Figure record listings
▽

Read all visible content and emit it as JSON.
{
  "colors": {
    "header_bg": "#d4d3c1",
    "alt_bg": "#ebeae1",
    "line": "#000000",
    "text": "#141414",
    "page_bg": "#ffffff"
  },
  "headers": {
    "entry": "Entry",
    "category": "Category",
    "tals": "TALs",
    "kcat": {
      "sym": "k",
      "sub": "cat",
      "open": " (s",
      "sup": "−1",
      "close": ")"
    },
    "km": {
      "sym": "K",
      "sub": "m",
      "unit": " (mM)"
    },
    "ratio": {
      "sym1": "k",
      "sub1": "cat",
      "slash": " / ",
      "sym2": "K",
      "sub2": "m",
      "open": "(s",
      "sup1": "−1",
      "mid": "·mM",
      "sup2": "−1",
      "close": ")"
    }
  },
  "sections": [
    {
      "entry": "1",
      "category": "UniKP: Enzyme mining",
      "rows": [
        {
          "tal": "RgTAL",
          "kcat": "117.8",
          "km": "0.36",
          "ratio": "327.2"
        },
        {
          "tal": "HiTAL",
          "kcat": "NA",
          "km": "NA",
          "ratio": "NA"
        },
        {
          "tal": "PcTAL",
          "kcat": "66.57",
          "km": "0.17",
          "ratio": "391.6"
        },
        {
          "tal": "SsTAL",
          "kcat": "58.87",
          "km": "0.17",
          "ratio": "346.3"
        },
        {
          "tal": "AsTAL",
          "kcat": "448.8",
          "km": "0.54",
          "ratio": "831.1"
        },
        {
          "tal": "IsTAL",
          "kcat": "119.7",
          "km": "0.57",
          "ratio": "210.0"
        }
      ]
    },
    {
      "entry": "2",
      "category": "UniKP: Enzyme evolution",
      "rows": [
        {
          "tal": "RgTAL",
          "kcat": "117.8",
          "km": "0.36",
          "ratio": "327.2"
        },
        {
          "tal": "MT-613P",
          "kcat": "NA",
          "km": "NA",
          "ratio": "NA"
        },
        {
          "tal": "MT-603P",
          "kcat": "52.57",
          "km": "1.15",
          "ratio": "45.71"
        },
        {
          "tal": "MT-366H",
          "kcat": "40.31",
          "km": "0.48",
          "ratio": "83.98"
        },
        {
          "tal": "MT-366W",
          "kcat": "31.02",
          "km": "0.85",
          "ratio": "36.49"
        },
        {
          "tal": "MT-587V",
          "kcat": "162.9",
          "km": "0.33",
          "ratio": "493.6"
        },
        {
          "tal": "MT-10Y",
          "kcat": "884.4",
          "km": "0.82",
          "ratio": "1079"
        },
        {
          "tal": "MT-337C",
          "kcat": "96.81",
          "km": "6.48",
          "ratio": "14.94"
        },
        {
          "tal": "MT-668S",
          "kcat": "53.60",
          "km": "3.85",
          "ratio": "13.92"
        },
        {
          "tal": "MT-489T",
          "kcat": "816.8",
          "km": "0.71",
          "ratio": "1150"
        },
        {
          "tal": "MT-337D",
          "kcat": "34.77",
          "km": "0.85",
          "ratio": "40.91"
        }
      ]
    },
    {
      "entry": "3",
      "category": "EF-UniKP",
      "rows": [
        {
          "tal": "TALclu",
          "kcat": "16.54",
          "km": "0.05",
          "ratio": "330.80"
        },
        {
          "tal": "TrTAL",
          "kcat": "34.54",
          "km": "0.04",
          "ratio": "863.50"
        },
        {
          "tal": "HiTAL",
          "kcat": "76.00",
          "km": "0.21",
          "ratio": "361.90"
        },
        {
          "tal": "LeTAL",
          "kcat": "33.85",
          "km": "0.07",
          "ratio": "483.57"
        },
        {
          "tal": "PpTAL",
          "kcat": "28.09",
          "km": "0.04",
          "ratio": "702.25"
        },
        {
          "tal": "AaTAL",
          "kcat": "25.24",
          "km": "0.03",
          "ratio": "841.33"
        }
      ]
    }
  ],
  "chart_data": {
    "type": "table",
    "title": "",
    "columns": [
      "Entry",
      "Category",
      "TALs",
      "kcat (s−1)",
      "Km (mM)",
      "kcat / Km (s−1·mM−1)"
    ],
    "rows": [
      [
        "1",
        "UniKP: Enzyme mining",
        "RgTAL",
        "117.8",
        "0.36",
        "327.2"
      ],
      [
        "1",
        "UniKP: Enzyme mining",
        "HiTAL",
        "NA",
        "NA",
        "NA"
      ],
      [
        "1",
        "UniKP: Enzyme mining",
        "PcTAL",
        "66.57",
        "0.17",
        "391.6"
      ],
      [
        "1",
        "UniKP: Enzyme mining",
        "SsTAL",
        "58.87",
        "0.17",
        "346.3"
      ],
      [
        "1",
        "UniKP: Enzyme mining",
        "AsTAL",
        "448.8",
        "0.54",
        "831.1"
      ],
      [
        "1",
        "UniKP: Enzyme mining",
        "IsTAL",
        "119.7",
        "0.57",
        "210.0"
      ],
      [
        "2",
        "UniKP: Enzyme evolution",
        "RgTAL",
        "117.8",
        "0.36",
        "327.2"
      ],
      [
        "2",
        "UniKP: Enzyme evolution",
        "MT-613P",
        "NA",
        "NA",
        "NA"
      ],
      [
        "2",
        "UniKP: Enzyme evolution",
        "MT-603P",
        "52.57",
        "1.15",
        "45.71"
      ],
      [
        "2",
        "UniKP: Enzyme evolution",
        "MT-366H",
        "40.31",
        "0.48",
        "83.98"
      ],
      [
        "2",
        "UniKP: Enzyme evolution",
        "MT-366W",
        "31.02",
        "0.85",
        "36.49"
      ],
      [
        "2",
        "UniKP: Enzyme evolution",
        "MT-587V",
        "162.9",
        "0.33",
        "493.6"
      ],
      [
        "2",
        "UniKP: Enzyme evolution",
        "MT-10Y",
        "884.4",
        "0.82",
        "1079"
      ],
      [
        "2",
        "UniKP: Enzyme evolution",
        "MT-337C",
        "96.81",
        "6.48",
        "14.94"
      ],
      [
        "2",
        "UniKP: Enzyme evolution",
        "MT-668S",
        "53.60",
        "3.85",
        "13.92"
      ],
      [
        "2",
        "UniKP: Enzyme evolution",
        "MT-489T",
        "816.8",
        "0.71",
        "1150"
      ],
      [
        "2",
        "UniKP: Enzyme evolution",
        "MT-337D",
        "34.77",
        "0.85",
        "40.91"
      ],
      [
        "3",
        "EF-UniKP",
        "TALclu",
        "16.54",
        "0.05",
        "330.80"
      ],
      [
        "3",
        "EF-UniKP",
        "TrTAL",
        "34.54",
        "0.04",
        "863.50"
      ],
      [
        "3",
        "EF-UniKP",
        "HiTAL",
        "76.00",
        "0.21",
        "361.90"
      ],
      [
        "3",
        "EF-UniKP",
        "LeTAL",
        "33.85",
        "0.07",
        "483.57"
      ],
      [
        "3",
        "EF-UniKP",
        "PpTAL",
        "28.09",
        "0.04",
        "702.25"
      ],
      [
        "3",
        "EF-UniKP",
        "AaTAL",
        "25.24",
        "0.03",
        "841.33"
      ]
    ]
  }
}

△

#### WHAT YOU ARE ASKED TO DO:
Please reproduce each entry above exactly as it reads.

#### RESULT BELOW:
Read all visible content and emit it as JSON.
{
  "colors": {
    "header_bg": "#d4d3c1",
    "alt_bg": "#ebeae1",
    "line": "#000000",
    "text": "#141414",
    "page_bg": "#ffffff"
  },
  "headers": {
    "entry": "Entry",
    "category": "Category",
    "tals": "TALs",
    "kcat": {
      "sym": "k",
      "sub": "cat",
      "open": " (s",
      "sup": "−1",
      "close": ")"
    },
    "km": {
      "sym": "K",
      "sub": "m",
      "unit": " (mM)"
    },
    "ratio": {
      "sym1": "k",
      "sub1": "cat",
      "slash": " / ",
      "sym2": "K",
      "sub2": "m",
      "open": "(s",
      "sup1": "−1",
      "mid": "·mM",
      "sup2": "−1",
      "close": ")"
    }
  },
  "sections": [
    {
      "entry": "1",
      "category": "UniKP: Enzyme mining",
      "rows": [
        {
          "tal": "RgTAL",
          "kcat": "117.8",
          "km": "0.36",
          "ratio": "327.2"
        },
        {
          "tal": "HiTAL",
          "kcat": "NA",
          "km": "NA",
          "ratio": "NA"
        },
        {
          "tal": "PcTAL",
          "kcat": "66.57",
          "km": "0.17",
          "ratio": "391.6"
        },
        {
          "tal": "SsTAL",
          "kcat": "58.87",
          "km": "0.17",
          "ratio": "346.3"
        },
        {
          "tal": "AsTAL",
          "kcat": "448.8",
          "km": "0.54",
          "ratio": "831.1"
        },
        {
          "tal": "IsTAL",
          "kcat": "119.7",
          "km": "0.57",
          "ratio": "210.0"
        }
      ]
    },
    {
      "entry": "2",
      "category": "UniKP: Enzyme evolution",
      "rows": [
        {
          "tal": "RgTAL",
          "kcat": "117.8",
          "km": "0.36",
          "ratio": "327.2"
        },
        {
          "tal": "MT-613P",
          "kcat": "NA",
          "km": "NA",
          "ratio": "NA"
        },
        {
          "tal": "MT-603P",
          "kcat": "52.57",
          "km": "1.15",
          "ratio": "45.71"
        },
        {
          "tal": "MT-366H",
          "kcat": "40.31",
          "km": "0.48",
          "ratio": "83.98"
        },
        {
          "tal": "MT-366W",
          "kcat": "31.02",
          "km": "0.85",
          "ratio": "36.49"
        },
        {
          "tal": "MT-587V",
          "kcat": "162.9",
          "km": "0.33",
          "ratio": "493.6"
        },
        {
          "tal": "MT-10Y",
          "kcat": "884.4",
          "km": "0.82",
          "ratio": "1079"
        },
        {
          "tal": "MT-337C",
          "kcat": "96.81",
          "km": "6.48",
          "ratio": "14.94"
        },
        {
          "tal": "MT-668S",
          "kcat": "53.60",
          "km": "3.85",
          "ratio": "13.92"
        },
        {
          "tal": "MT-489T",
          "kcat": "816.8",
          "km": "0.71",
          "ratio": "1150"
        },
        {
          "tal": "MT-337D",
          "kcat": "34.77",
          "km": "0.85",
          "ratio": "40.91"
        }
      ]
    },
    {
      "entry": "3",
      "category": "EF-UniKP",
      "rows": [
        {
          "tal": "TALclu",
          "kcat": "16.54",
          "km": "0.05",
          "ratio": "330.80"
        },
        {
          "tal": "TrTAL",
          "kcat": "34.54",
          "km": "0.04",
          "ratio": "863.50"
        },
        {
          "tal": "HiTAL",
          "kcat": "76.00",
          "km": "0.21",
          "ratio": "361.90"
        },
        {
          "tal": "LeTAL",
          "kcat": "33.85",
          "km": "0.07",
          "ratio": "483.57"
        },
        {
          "tal": "PpTAL",
          "kcat": "28.09",
          "km": "0.04",
          "ratio": "702.25"
        },
        {
          "tal": "AaTAL",
          "kcat": "25.24",
          "km": "0.03",
          "ratio": "841.33"
        }
      ]
    }
  ],
  "chart_data": {
    "type": "table",
    "title": "",
    "columns": [
      "Entry",
      "Category",
      "TALs",
      "kcat (s−1)",
      "Km (mM)",
      "kcat / Km (s−1·mM−1)"
    ],
    "rows": [
      [
        "1",
        "UniKP: Enzyme mining",
        "RgTAL",
        "117.8",
        "0.36",
        "327.2"
      ],
      [
        "1",
        "UniKP: Enzyme mining",
        "HiTAL",
        "NA",
        "NA",
        "NA"
      ],
      [
        "1",
        "UniKP: Enzyme mining",
        "PcTAL",
        "66.57",
        "0.17",
        "391.6"
      ],
      [
        "1",
        "UniKP: Enzyme mining",
        "SsTAL",
        "58.87",
        "0.17",
        "346.3"
      ],
      [
        "1",
        "UniKP: Enzyme mining",
        "AsTAL",
        "448.8",
        "0.54",
        "831.1"
      ],
      [
        "1",
        "UniKP: Enzyme mining",
        "IsTAL",
        "119.7",
        "0.57",
        "210.0"
      ],
      [
        "2",
        "UniKP: Enzyme evolution",
        "RgTAL",
        "117.8",
        "0.36",
        "327.2"
      ],
      [
        "2",
        "UniKP: Enzyme evolution",
        "MT-613P",
        "NA",
        "NA",
        "NA"
      ],
      [
        "2",
        "UniKP: Enzyme evolution",
        "MT-603P",
        "52.57",
        "1.15",
        "45.71"
      ],
      [
        "2",
        "UniKP: Enzyme evolution",
        "MT-366H",
        "40.31",
        "0.48",
        "83.98"
      ],
      [
        "2",
        "UniKP: Enzyme evolution",
        "MT-366W",
        "31.02",
        "0.85",
        "36.49"
      ],
      [
        "2",
        "UniKP: Enzyme evolution",
        "MT-587V",
        "162.9",
        "0.33",
        "493.6"
      ],
      [
        "2",
        "UniKP: Enzyme evolution",
        "MT-10Y",
        "884.4",
        "0.82",
        "1079"
      ],
      [
        "2",
        "UniKP: Enzyme evolution",
        "MT-337C",
        "96.81",
        "6.48",
        "14.94"
      ],
      [
        "2",
        "UniKP: Enzyme evolution",
        "MT-668S",
        "53.60",
        "3.85",
        "13.92"
      ],
      [
        "2",
        "UniKP: Enzyme evolution",
        "MT-489T",
        "816.8",
        "0.71",
        "1150"
      ],
      [
        "2",
        "UniKP: Enzyme evolution",
        "MT-337D",
        "34.77",
        "0.85",
        "40.91"
      ],
      [
        "3",
        "EF-UniKP",
        "TALclu",
        "16.54",
        "0.05",
        "330.80"
      ],
      [
        "3",
        "EF-UniKP",
        "TrTAL",
        "34.54",
        "0.04",
        "863.50"
      ],
      [
        "3",
        "EF-UniKP",
        "HiTAL",
        "76.00",
        "0.21",
        "361.90"
      ],
      [
        "3",
        "EF-UniKP",
        "LeTAL",
        "33.85",
        "0.07",
        "483.57"
      ],
      [
        "3",
        "EF-UniKP",
        "PpTAL",
        "28.09",
        "0.04",
        "702.25"
      ],
      [
        "3",
        "EF-UniKP",
        "AaTAL",
        "25.24",
        "0.03",
        "841.33"
      ]
    ]
  }
}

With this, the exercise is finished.